◆ TEXT SHOWN ◆
# # # #

Note here that \(Ax_0\) is unique but \(x_0\) is not. Such an \(x_0\) is called a least squares approximate solution to \(Ax = b\). So how do we find \(x_0\)? We can just compute \(proj_{Col(A)}(b)\) directly by finding an orthonormal basis for \(Col(A)\) using Gram Schmidt but it is an intensive process. It turns out there is a alternative way to find this vector. Formally we have the following theorem

Theorem 3
If \(Ax = b\) is inconsistent and rank\((A)=n\), then there is a unique least squares approximate solution $$ \begin{align*} x_0 = (A^tA)^{-1}A^tb \end{align*} $$


But why is this true? to be able to prove this theorem we need a few other definitions and lemmas first.



Adjoint Linear Maps

Definition
Suppose \(T: V \rightarrow W\) b/w inner product spaces. An adjoint of T is a linear map \(T^*: W \rightarrow V\) such that $$ \begin{align*} \langle T(x), y \rangle = \langle x, T^*(y) \rangle \quad \forall x \in V, y \in W \end{align*} $$


Note here that the inner product on the left is the inner product of \(W\) but the one on the right is the inner product of \(V\).

Definition
For \(A \in M_{m \times n}(\mathbf(F)), \ \) \(\mathbf{F} = \mathbf{R}\) or \(\mathbf{C}\) Set \(A^* = (\bar{A})^t\)


Example

The matrix

$$ \begin{align*} \begin{pmatrix} 1 & 2 & i \\ i+1 & 3 & 3 \end{pmatrix}^* = \begin{pmatrix} 1 & i-1 \\ 2 & 3 \\ -i & 3 \end{pmatrix} \end{align*} $$

Now we are ready to prove the first result that we need to prove the theorem we introduced earlier (theorem 3).

Lemma 1
\(A \in M_{m \times n}(\mathbf{F})\), \(\mathbf{F} = \mathbf{R}\) or \(\mathbf{C}\) $$ \begin{align*} L_A: \ \mathbf{F}^n \rightarrow \mathbf{F}^m \end{align*} $$ has adjoint $$ \begin{align*} L_{A^*}: \ \mathbf{F}^m \rightarrow \mathbf{F}^n \end{align*} $$ In other words, \((L_A)^* = L_{A^*}\)



Proof
In \(\mathbf{F}^n\), we’re going to re-write the standard inner product as

$$ \begin{align*} \langle x, y \rangle &= x_1 \bar{y_1} + ... + x_n \bar{y_n} \\ &= \begin{pmatrix} \bar{y_1} & \cdots & \bar{y_n} \end{pmatrix} \begin{pmatrix} x_1 \\ \vdots \\ x_n \end{pmatrix} \\ &= (\bar{y})^t x \\ &= y^*x \end{align*} $$

With this observation, we are now ready to prove \((L_A)^* = L_{A^*}\). Specifically, we want to show that

$$ \begin{align*} \langle A(x), y \rangle = \langle x, A^*(y) \rangle \quad \forall x \in \mathbf{F}^n, y \in \mathbf{F}^m \end{align*} $$

Expanding the right hand side:

$$ \begin{align*} \langle A(x), y \rangle &= y^*(Ax) \quad \text{(by the previous observation)}\\ &= (y^*A)x \\ &= (A^* (y^*)^*)^* x \quad \text{because $(AB)^* = B^*A^*$}\\ &= (A^*y)^* x \quad \text{because $(A^*)^* = A$}\\ &= \langle x, A^*y \rangle \quad \blacksquare \end{align*} $$


This is great but we still need another result before we are ready to prove theorem 3.

# # # #

◆ PROVIDED MATERIAL ◆

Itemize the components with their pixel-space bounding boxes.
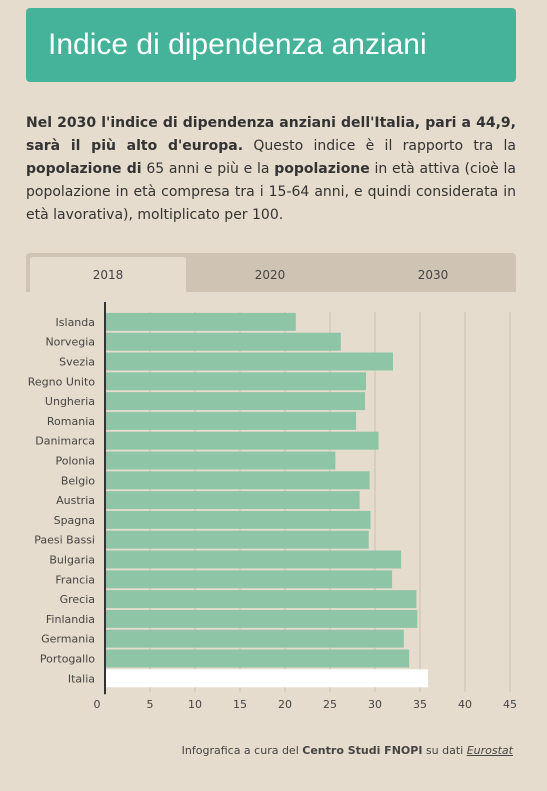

# # # #

◆ WHAT YOU NEED TO DO ◆
[1] In the least squares text, what is such an x_0 called?
[2] Summarize the least squares text in two sentences.
[3] Pick up the least squares text after its final sentence and continue it in the same technical style.

◆ ANSWERS GIVEN ◆
[1] A least squares approximate solution to Ax = b.

[2] The text notes that x_0 can be found by computing the projection of b onto Col(A) with an orthonormal basis from Gram-Schmidt, which is an intensive process. It then states that an inconsistent Ax = b with rank(A) = n has the unique least squares approximate solution x_0 = (A^tA)^{-1}A^tb, and it begins building toward a proof by defining adjoint linear maps and A^* = (Ā)^t and proving that (L_A)^* = L_{A^*}.

[3]
Lemma 2
$$ \begin{align*} rank(A^*A) = rank(A) \end{align*} $$


Proof
The dimension theorem implies that

$$ \begin{align*} \dim(N(A)) + \text{rank}(A) = n \end{align*} $$

Applying the dimension theorem on \(A^*A\), we see that

$$ \begin{align*} \dim(N(A^*A)) + \text{rank}(A^*A) = n \quad \text{(becasuse $A^*A$ is an $n \times n$ matrix)} \end{align*} $$

From these two equations, \(n=n\), we want to prove that \(\text{rank}(A^*A) = \text{rank}(A)\). Therefore, it suffices to show that \(N(A) = N(A^*A)\).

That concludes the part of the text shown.